- **INFORMATION GIVEN**:
** Begin **
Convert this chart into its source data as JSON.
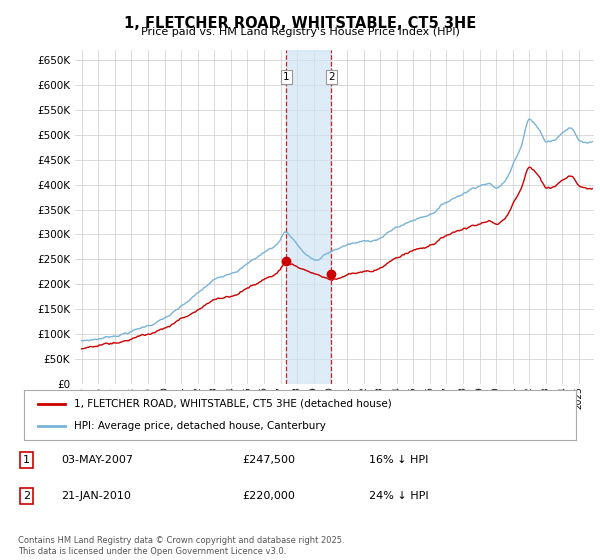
{
  "title": "1, FLETCHER ROAD, WHITSTABLE, CT5 3HE",
  "subtitle": "Price paid vs. HM Land Registry's House Price Index (HPI)",
  "ylim": [
    0,
    670000
  ],
  "yticks": [
    0,
    50000,
    100000,
    150000,
    200000,
    250000,
    300000,
    350000,
    400000,
    450000,
    500000,
    550000,
    600000,
    650000
  ],
  "hpi_color": "#7ab3d8",
  "price_color": "#cc0000",
  "shade_color": "#d0e4f5",
  "t1": 2007.35,
  "t2": 2010.05,
  "p1": 247500,
  "p2": 220000,
  "legend_entry1": "1, FLETCHER ROAD, WHITSTABLE, CT5 3HE (detached house)",
  "legend_entry2": "HPI: Average price, detached house, Canterbury",
  "background_color": "#ffffff",
  "grid_color": "#cccccc",
  "footnote": "Contains HM Land Registry data © Crown copyright and database right 2025.\nThis data is licensed under the Open Government Licence v3.0."
}
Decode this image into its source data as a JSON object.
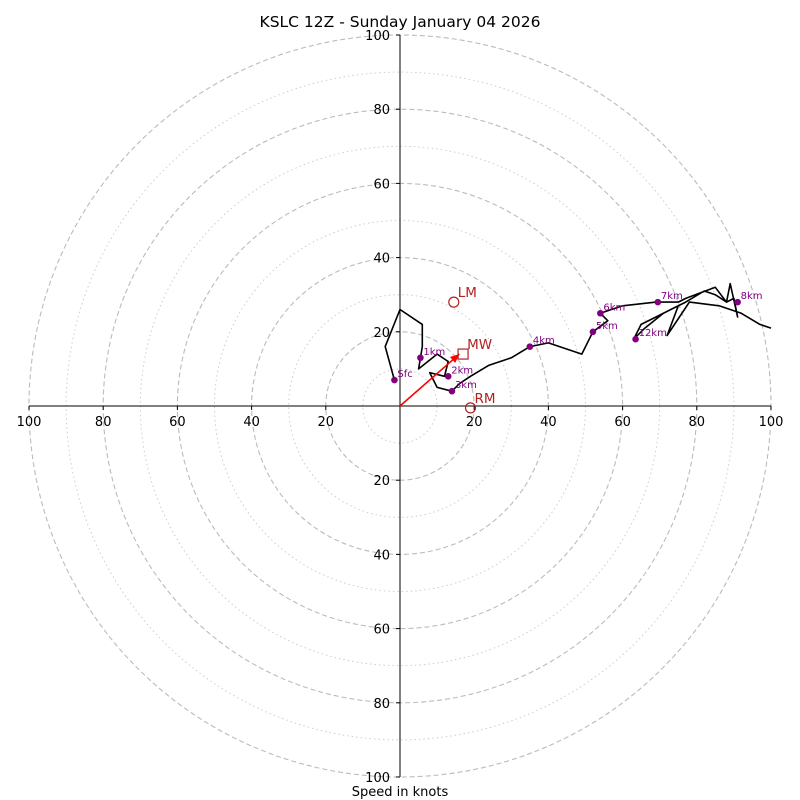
{
  "chart_data": {
    "type": "line",
    "title": "KSLC 12Z - Sunday January 04 2026",
    "xlabel": "Speed in knots",
    "ylabel": "",
    "xlim": [
      -100,
      100
    ],
    "ylim": [
      -100,
      100
    ],
    "ring_major": [
      20,
      40,
      60,
      80,
      100
    ],
    "ring_minor": [
      10,
      30,
      50,
      70,
      90
    ],
    "x_ticks": [
      -100,
      -80,
      -60,
      -40,
      -20,
      20,
      40,
      60,
      80,
      100
    ],
    "x_tick_labels": [
      "100",
      "80",
      "60",
      "40",
      "20",
      "20",
      "40",
      "60",
      "80",
      "100"
    ],
    "y_ticks": [
      100,
      80,
      60,
      40,
      20,
      -20,
      -40,
      -60,
      -80,
      -100
    ],
    "y_tick_labels": [
      "100",
      "80",
      "60",
      "40",
      "20",
      "20",
      "40",
      "60",
      "80",
      "100"
    ],
    "colors": {
      "trace": "#000000",
      "points": "#800080",
      "motion": "#b22222",
      "shear_vector": "#ff0000",
      "ring_major": "#bbbbbb",
      "ring_minor": "#cccccc"
    },
    "trace": {
      "name": "hodograph",
      "x": [
        -1.5,
        -4,
        0,
        6,
        6,
        5,
        10,
        13,
        12,
        8,
        10,
        14,
        16,
        19,
        24,
        30,
        35,
        40,
        49,
        52,
        56,
        54,
        60,
        69,
        75,
        77,
        85,
        88,
        89,
        91,
        90,
        88,
        85,
        82,
        77,
        73,
        69,
        65,
        63,
        66,
        71,
        75,
        72,
        78,
        86,
        92,
        97,
        100
      ],
      "y": [
        7,
        16,
        26,
        22,
        16,
        10,
        14,
        12,
        8,
        9,
        5,
        4,
        6,
        8,
        11,
        13,
        16,
        17,
        14,
        20,
        23,
        25,
        27,
        28,
        28,
        29,
        32,
        28,
        33,
        24,
        29,
        28,
        30,
        31,
        28,
        26,
        24,
        22,
        18,
        21,
        25,
        27,
        19,
        28,
        27,
        25,
        22,
        21
      ]
    },
    "height_points": [
      {
        "label": "Sfc",
        "x": -1.5,
        "y": 7
      },
      {
        "label": "1km",
        "x": 5.5,
        "y": 13
      },
      {
        "label": "2km",
        "x": 13,
        "y": 8
      },
      {
        "label": "3km",
        "x": 14,
        "y": 4
      },
      {
        "label": "4km",
        "x": 35,
        "y": 16
      },
      {
        "label": "5km",
        "x": 52,
        "y": 20
      },
      {
        "label": "6km",
        "x": 54,
        "y": 25
      },
      {
        "label": "7km",
        "x": 69.5,
        "y": 28
      },
      {
        "label": "8km",
        "x": 91,
        "y": 28
      },
      {
        "label": "12km",
        "x": 63.5,
        "y": 18
      }
    ],
    "storm_motion": [
      {
        "label": "LM",
        "marker": "circle",
        "x": 14.5,
        "y": 28
      },
      {
        "label": "MW",
        "marker": "square",
        "x": 17,
        "y": 14
      },
      {
        "label": "RM",
        "marker": "circle",
        "x": 19,
        "y": -0.5
      }
    ],
    "shear_vector": {
      "x0": 0,
      "y0": 0,
      "x1": 16,
      "y1": 14
    }
  }
}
** End **
- **EXERCISE AIM**:
Keep the pictures out of your copy, and repeat every entry above exactly.

- **OUTPUT**:
Convert this chart into its source data as JSON.
{
  "title": "1, FLETCHER ROAD, WHITSTABLE, CT5 3HE",
  "subtitle": "Price paid vs. HM Land Registry's House Price Index (HPI)",
  "ylim": [
    0,
    670000
  ],
  "yticks": [
    0,
    50000,
    100000,
    150000,
    200000,
    250000,
    300000,
    350000,
    400000,
    450000,
    500000,
    550000,
    600000,
    650000
  ],
  "hpi_color": "#7ab3d8",
  "price_color": "#cc0000",
  "shade_color": "#d0e4f5",
  "t1": 2007.35,
  "t2": 2010.05,
  "p1": 247500,
  "p2": 220000,
  "legend_entry1": "1, FLETCHER ROAD, WHITSTABLE, CT5 3HE (detached house)",
  "legend_entry2": "HPI: Average price, detached house, Canterbury",
  "background_color": "#ffffff",
  "grid_color": "#cccccc",
  "footnote": "Contains HM Land Registry data © Crown copyright and database right 2025.\nThis data is licensed under the Open Government Licence v3.0."
}
Decode this image into its source data as a JSON object.
{
  "chart_data": {
    "type": "line",
    "title": "KSLC 12Z - Sunday January 04 2026",
    "xlabel": "Speed in knots",
    "ylabel": "",
    "xlim": [
      -100,
      100
    ],
    "ylim": [
      -100,
      100
    ],
    "ring_major": [
      20,
      40,
      60,
      80,
      100
    ],
    "ring_minor": [
      10,
      30,
      50,
      70,
      90
    ],
    "x_ticks": [
      -100,
      -80,
      -60,
      -40,
      -20,
      20,
      40,
      60,
      80,
      100
    ],
    "x_tick_labels": [
      "100",
      "80",
      "60",
      "40",
      "20",
      "20",
      "40",
      "60",
      "80",
      "100"
    ],
    "y_ticks": [
      100,
      80,
      60,
      40,
      20,
      -20,
      -40,
      -60,
      -80,
      -100
    ],
    "y_tick_labels": [
      "100",
      "80",
      "60",
      "40",
      "20",
      "20",
      "40",
      "60",
      "80",
      "100"
    ],
    "colors": {
      "trace": "#000000",
      "points": "#800080",
      "motion": "#b22222",
      "shear_vector": "#ff0000",
      "ring_major": "#bbbbbb",
      "ring_minor": "#cccccc"
    },
    "trace": {
      "name": "hodograph",
      "x": [
        -1.5,
        -4,
        0,
        6,
        6,
        5,
        10,
        13,
        12,
        8,
        10,
        14,
        16,
        19,
        24,
        30,
        35,
        40,
        49,
        52,
        56,
        54,
        60,
        69,
        75,
        77,
        85,
        88,
        89,
        91,
        90,
        88,
        85,
        82,
        77,
        73,
        69,
        65,
        63,
        66,
        71,
        75,
        72,
        78,
        86,
        92,
        97,
        100
      ],
      "y": [
        7,
        16,
        26,
        22,
        16,
        10,
        14,
        12,
        8,
        9,
        5,
        4,
        6,
        8,
        11,
        13,
        16,
        17,
        14,
        20,
        23,
        25,
        27,
        28,
        28,
        29,
        32,
        28,
        33,
        24,
        29,
        28,
        30,
        31,
        28,
        26,
        24,
        22,
        18,
        21,
        25,
        27,
        19,
        28,
        27,
        25,
        22,
        21
      ]
    },
    "height_points": [
      {
        "label": "Sfc",
        "x": -1.5,
        "y": 7
      },
      {
        "label": "1km",
        "x": 5.5,
        "y": 13
      },
      {
        "label": "2km",
        "x": 13,
        "y": 8
      },
      {
        "label": "3km",
        "x": 14,
        "y": 4
      },
      {
        "label": "4km",
        "x": 35,
        "y": 16
      },
      {
        "label": "5km",
        "x": 52,
        "y": 20
      },
      {
        "label": "6km",
        "x": 54,
        "y": 25
      },
      {
        "label": "7km",
        "x": 69.5,
        "y": 28
      },
      {
        "label": "8km",
        "x": 91,
        "y": 28
      },
      {
        "label": "12km",
        "x": 63.5,
        "y": 18
      }
    ],
    "storm_motion": [
      {
        "label": "LM",
        "marker": "circle",
        "x": 14.5,
        "y": 28
      },
      {
        "label": "MW",
        "marker": "square",
        "x": 17,
        "y": 14
      },
      {
        "label": "RM",
        "marker": "circle",
        "x": 19,
        "y": -0.5
      }
    ],
    "shear_vector": {
      "x0": 0,
      "y0": 0,
      "x1": 16,
      "y1": 14
    }
  }
}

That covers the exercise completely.